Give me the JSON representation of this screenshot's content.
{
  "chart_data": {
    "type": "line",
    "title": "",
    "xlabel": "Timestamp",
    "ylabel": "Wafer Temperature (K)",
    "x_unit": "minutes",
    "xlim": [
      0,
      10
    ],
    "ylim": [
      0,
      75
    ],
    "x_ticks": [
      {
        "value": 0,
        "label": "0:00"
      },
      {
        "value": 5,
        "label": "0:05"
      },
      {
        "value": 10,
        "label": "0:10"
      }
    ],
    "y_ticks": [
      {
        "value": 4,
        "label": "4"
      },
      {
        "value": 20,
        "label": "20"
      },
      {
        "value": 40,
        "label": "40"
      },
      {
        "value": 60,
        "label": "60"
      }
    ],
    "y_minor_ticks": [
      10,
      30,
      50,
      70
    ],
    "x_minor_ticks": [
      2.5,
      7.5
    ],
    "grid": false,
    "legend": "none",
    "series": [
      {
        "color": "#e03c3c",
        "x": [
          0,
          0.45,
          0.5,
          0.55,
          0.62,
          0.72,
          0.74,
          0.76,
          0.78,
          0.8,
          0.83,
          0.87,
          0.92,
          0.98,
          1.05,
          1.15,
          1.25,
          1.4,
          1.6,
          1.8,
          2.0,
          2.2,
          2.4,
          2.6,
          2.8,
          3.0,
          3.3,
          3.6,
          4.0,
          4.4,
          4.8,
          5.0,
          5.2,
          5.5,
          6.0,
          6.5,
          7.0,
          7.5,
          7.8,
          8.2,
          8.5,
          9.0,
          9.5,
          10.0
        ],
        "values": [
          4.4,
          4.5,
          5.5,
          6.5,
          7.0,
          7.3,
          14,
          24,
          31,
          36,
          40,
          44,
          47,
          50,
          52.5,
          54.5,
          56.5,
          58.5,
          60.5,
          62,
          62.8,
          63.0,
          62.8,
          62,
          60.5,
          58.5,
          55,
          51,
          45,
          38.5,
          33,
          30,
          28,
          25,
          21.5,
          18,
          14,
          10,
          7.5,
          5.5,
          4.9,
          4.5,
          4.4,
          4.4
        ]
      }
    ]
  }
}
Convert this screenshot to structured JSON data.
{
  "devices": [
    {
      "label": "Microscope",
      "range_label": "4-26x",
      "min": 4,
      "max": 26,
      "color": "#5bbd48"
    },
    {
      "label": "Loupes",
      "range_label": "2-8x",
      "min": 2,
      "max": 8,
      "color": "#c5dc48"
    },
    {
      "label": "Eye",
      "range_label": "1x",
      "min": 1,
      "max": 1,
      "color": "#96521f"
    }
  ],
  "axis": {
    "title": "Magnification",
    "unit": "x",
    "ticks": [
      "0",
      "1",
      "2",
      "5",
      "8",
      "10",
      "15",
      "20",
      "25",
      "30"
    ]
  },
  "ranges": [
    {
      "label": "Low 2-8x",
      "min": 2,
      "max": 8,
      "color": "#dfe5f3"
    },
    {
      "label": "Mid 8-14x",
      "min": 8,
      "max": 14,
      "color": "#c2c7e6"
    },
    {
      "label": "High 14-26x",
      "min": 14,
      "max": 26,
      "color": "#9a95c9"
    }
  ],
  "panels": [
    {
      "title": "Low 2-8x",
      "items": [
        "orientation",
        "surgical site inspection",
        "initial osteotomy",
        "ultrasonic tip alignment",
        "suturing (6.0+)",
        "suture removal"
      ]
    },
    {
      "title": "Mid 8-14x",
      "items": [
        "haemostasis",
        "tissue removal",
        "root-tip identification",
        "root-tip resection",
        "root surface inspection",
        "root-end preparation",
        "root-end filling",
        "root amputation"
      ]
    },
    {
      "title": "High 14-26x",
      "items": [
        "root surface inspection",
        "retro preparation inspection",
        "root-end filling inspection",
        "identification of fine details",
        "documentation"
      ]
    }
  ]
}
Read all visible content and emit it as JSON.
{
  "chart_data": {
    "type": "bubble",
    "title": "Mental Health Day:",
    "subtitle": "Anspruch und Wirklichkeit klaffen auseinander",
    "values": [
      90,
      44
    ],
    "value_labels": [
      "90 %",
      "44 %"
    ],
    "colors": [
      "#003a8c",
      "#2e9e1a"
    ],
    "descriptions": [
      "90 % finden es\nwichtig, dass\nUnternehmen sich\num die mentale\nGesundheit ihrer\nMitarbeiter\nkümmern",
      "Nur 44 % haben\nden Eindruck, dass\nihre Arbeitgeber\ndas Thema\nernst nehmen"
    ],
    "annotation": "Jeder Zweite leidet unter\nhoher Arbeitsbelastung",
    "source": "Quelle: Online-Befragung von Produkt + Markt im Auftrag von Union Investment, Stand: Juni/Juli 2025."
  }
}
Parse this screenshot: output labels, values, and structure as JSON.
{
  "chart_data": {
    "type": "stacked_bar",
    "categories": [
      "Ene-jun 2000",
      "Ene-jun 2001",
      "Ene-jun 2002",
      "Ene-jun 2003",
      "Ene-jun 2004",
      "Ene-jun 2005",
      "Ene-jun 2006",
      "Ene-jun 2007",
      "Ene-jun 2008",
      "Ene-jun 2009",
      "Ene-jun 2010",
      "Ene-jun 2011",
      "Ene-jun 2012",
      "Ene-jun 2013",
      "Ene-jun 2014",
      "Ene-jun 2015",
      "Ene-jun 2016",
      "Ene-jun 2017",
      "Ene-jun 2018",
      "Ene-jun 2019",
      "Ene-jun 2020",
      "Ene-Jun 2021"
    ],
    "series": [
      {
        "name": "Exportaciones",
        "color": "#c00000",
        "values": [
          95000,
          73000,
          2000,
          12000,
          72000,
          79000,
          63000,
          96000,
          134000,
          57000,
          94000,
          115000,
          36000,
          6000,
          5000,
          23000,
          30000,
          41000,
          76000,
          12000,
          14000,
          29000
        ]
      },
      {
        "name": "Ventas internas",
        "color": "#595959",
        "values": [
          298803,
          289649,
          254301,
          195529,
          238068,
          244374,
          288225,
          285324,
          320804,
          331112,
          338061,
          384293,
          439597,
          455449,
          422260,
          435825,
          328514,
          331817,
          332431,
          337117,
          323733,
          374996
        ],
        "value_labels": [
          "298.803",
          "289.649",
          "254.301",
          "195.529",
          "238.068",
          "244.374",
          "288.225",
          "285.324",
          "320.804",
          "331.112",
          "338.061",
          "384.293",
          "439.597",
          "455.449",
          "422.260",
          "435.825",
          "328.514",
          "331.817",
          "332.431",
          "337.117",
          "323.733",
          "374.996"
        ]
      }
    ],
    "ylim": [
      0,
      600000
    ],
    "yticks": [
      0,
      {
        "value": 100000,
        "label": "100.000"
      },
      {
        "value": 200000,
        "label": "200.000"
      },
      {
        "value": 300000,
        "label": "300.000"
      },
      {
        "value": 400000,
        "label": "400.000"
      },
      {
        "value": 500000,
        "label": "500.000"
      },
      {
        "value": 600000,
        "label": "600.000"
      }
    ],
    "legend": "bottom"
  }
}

• The exercise: Write each line above out exactly.

• Answer in full:
Give me the JSON representation of this screenshot's content.
{
  "chart_data": {
    "type": "line",
    "title": "",
    "xlabel": "Timestamp",
    "ylabel": "Wafer Temperature (K)",
    "x_unit": "minutes",
    "xlim": [
      0,
      10
    ],
    "ylim": [
      0,
      75
    ],
    "x_ticks": [
      {
        "value": 0,
        "label": "0:00"
      },
      {
        "value": 5,
        "label": "0:05"
      },
      {
        "value": 10,
        "label": "0:10"
      }
    ],
    "y_ticks": [
      {
        "value": 4,
        "label": "4"
      },
      {
        "value": 20,
        "label": "20"
      },
      {
        "value": 40,
        "label": "40"
      },
      {
        "value": 60,
        "label": "60"
      }
    ],
    "y_minor_ticks": [
      10,
      30,
      50,
      70
    ],
    "x_minor_ticks": [
      2.5,
      7.5
    ],
    "grid": false,
    "legend": "none",
    "series": [
      {
        "color": "#e03c3c",
        "x": [
          0,
          0.45,
          0.5,
          0.55,
          0.62,
          0.72,
          0.74,
          0.76,
          0.78,
          0.8,
          0.83,
          0.87,
          0.92,
          0.98,
          1.05,
          1.15,
          1.25,
          1.4,
          1.6,
          1.8,
          2.0,
          2.2,
          2.4,
          2.6,
          2.8,
          3.0,
          3.3,
          3.6,
          4.0,
          4.4,
          4.8,
          5.0,
          5.2,
          5.5,
          6.0,
          6.5,
          7.0,
          7.5,
          7.8,
          8.2,
          8.5,
          9.0,
          9.5,
          10.0
        ],
        "values": [
          4.4,
          4.5,
          5.5,
          6.5,
          7.0,
          7.3,
          14,
          24,
          31,
          36,
          40,
          44,
          47,
          50,
          52.5,
          54.5,
          56.5,
          58.5,
          60.5,
          62,
          62.8,
          63.0,
          62.8,
          62,
          60.5,
          58.5,
          55,
          51,
          45,
          38.5,
          33,
          30,
          28,
          25,
          21.5,
          18,
          14,
          10,
          7.5,
          5.5,
          4.9,
          4.5,
          4.4,
          4.4
        ]
      }
    ]
  }
}
Convert this screenshot to structured JSON data.
{
  "devices": [
    {
      "label": "Microscope",
      "range_label": "4-26x",
      "min": 4,
      "max": 26,
      "color": "#5bbd48"
    },
    {
      "label": "Loupes",
      "range_label": "2-8x",
      "min": 2,
      "max": 8,
      "color": "#c5dc48"
    },
    {
      "label": "Eye",
      "range_label": "1x",
      "min": 1,
      "max": 1,
      "color": "#96521f"
    }
  ],
  "axis": {
    "title": "Magnification",
    "unit": "x",
    "ticks": [
      "0",
      "1",
      "2",
      "5",
      "8",
      "10",
      "15",
      "20",
      "25",
      "30"
    ]
  },
  "ranges": [
    {
      "label": "Low 2-8x",
      "min": 2,
      "max": 8,
      "color": "#dfe5f3"
    },
    {
      "label": "Mid 8-14x",
      "min": 8,
      "max": 14,
      "color": "#c2c7e6"
    },
    {
      "label": "High 14-26x",
      "min": 14,
      "max": 26,
      "color": "#9a95c9"
    }
  ],
  "panels": [
    {
      "title": "Low 2-8x",
      "items": [
        "orientation",
        "surgical site inspection",
        "initial osteotomy",
        "ultrasonic tip alignment",
        "suturing (6.0+)",
        "suture removal"
      ]
    },
    {
      "title": "Mid 8-14x",
      "items": [
        "haemostasis",
        "tissue removal",
        "root-tip identification",
        "root-tip resection",
        "root surface inspection",
        "root-end preparation",
        "root-end filling",
        "root amputation"
      ]
    },
    {
      "title": "High 14-26x",
      "items": [
        "root surface inspection",
        "retro preparation inspection",
        "root-end filling inspection",
        "identification of fine details",
        "documentation"
      ]
    }
  ]
}
Read all visible content and emit it as JSON.
{
  "chart_data": {
    "type": "bubble",
    "title": "Mental Health Day:",
    "subtitle": "Anspruch und Wirklichkeit klaffen auseinander",
    "values": [
      90,
      44
    ],
    "value_labels": [
      "90 %",
      "44 %"
    ],
    "colors": [
      "#003a8c",
      "#2e9e1a"
    ],
    "descriptions": [
      "90 % finden es\nwichtig, dass\nUnternehmen sich\num die mentale\nGesundheit ihrer\nMitarbeiter\nkümmern",
      "Nur 44 % haben\nden Eindruck, dass\nihre Arbeitgeber\ndas Thema\nernst nehmen"
    ],
    "annotation": "Jeder Zweite leidet unter\nhoher Arbeitsbelastung",
    "source": "Quelle: Online-Befragung von Produkt + Markt im Auftrag von Union Investment, Stand: Juni/Juli 2025."
  }
}
Parse this screenshot: output labels, values, and structure as JSON.
{
  "chart_data": {
    "type": "stacked_bar",
    "categories": [
      "Ene-jun 2000",
      "Ene-jun 2001",
      "Ene-jun 2002",
      "Ene-jun 2003",
      "Ene-jun 2004",
      "Ene-jun 2005",
      "Ene-jun 2006",
      "Ene-jun 2007",
      "Ene-jun 2008",
      "Ene-jun 2009",
      "Ene-jun 2010",
      "Ene-jun 2011",
      "Ene-jun 2012",
      "Ene-jun 2013",
      "Ene-jun 2014",
      "Ene-jun 2015",
      "Ene-jun 2016",
      "Ene-jun 2017",
      "Ene-jun 2018",
      "Ene-jun 2019",
      "Ene-jun 2020",
      "Ene-Jun 2021"
    ],
    "series": [
      {
        "name": "Exportaciones",
        "color": "#c00000",
        "values": [
          95000,
          73000,
          2000,
          12000,
          72000,
          79000,
          63000,
          96000,
          134000,
          57000,
          94000,
          115000,
          36000,
          6000,
          5000,
          23000,
          30000,
          41000,
          76000,
          12000,
          14000,
          29000
        ]
      },
      {
        "name": "Ventas internas",
        "color": "#595959",
        "values": [
          298803,
          289649,
          254301,
          195529,
          238068,
          244374,
          288225,
          285324,
          320804,
          331112,
          338061,
          384293,
          439597,
          455449,
          422260,
          435825,
          328514,
          331817,
          332431,
          337117,
          323733,
          374996
        ],
        "value_labels": [
          "298.803",
          "289.649",
          "254.301",
          "195.529",
          "238.068",
          "244.374",
          "288.225",
          "285.324",
          "320.804",
          "331.112",
          "338.061",
          "384.293",
          "439.597",
          "455.449",
          "422.260",
          "435.825",
          "328.514",
          "331.817",
          "332.431",
          "337.117",
          "323.733",
          "374.996"
        ]
      }
    ],
    "ylim": [
      0,
      600000
    ],
    "yticks": [
      0,
      {
        "value": 100000,
        "label": "100.000"
      },
      {
        "value": 200000,
        "label": "200.000"
      },
      {
        "value": 300000,
        "label": "300.000"
      },
      {
        "value": 400000,
        "label": "400.000"
      },
      {
        "value": 500000,
        "label": "500.000"
      },
      {
        "value": 600000,
        "label": "600.000"
      }
    ],
    "legend": "bottom"
  }
}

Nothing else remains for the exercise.